Return the records that follow unaltered. Omit every picture.
-- Working data start --
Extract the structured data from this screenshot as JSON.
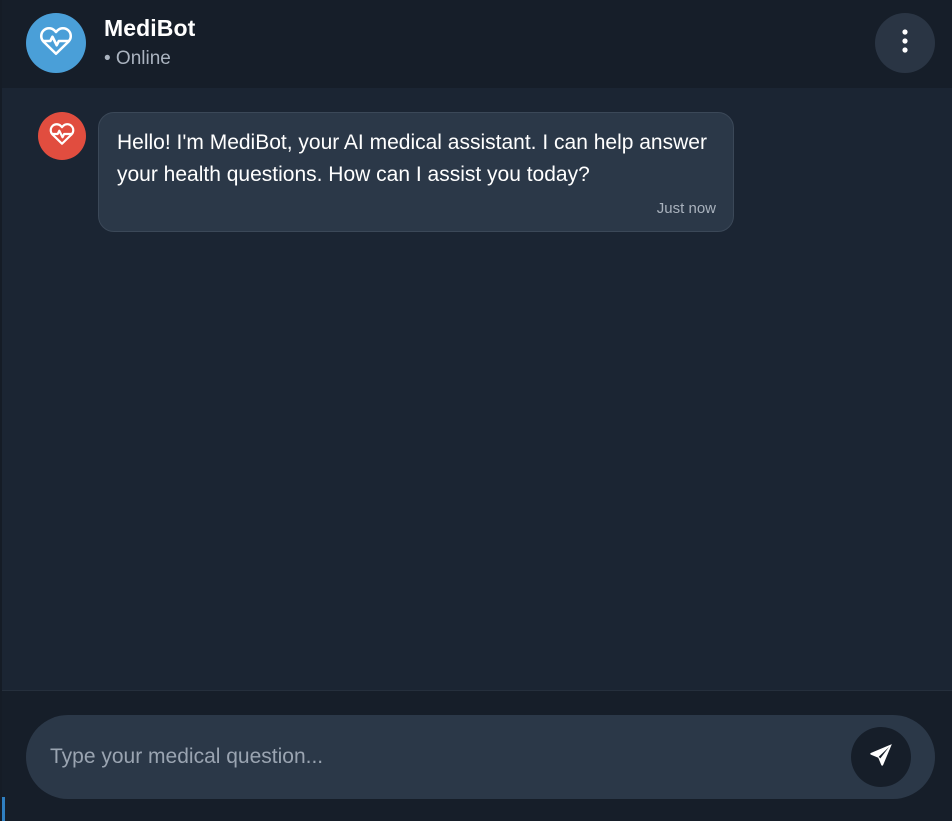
{
  "header": {
    "title": "MediBot",
    "status": "• Online",
    "avatar_icon": "heart-pulse-icon",
    "avatar_color": "#4a9fd8",
    "menu_icon": "more-vertical-icon"
  },
  "messages": [
    {
      "sender": "bot",
      "avatar_icon": "heart-pulse-icon",
      "avatar_color": "#e14d3f",
      "text": "Hello! I'm MediBot, your AI medical assistant. I can help answer your health questions. How can I assist you today?",
      "time": "Just now"
    }
  ],
  "composer": {
    "placeholder": "Type your medical question...",
    "value": "",
    "send_icon": "send-icon"
  },
  "colors": {
    "background": "#1b2533",
    "header": "#161e29",
    "bubble": "#2b3848",
    "accent": "#4a9fd8"
  }
}
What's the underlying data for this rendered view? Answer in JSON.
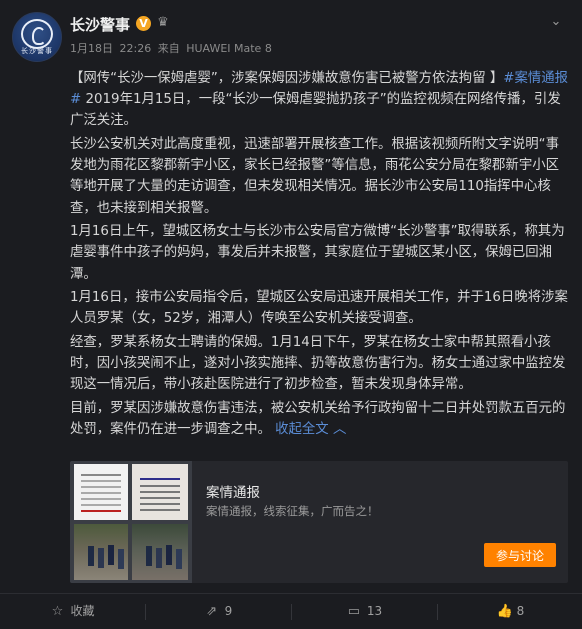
-- Working data end --
### Exercise solution
Extract the structured data from this screenshot as JSON.
{
  "header": {
    "title": "MediBot",
    "status": "• Online",
    "avatar_icon": "heart-pulse-icon",
    "avatar_color": "#4a9fd8",
    "menu_icon": "more-vertical-icon"
  },
  "messages": [
    {
      "sender": "bot",
      "avatar_icon": "heart-pulse-icon",
      "avatar_color": "#e14d3f",
      "text": "Hello! I'm MediBot, your AI medical assistant. I can help answer your health questions. How can I assist you today?",
      "time": "Just now"
    }
  ],
  "composer": {
    "placeholder": "Type your medical question...",
    "value": "",
    "send_icon": "send-icon"
  },
  "colors": {
    "background": "#1b2533",
    "header": "#161e29",
    "bubble": "#2b3848",
    "accent": "#4a9fd8"
  }
}
What's the underlying data for this rendered view? Answer in JSON.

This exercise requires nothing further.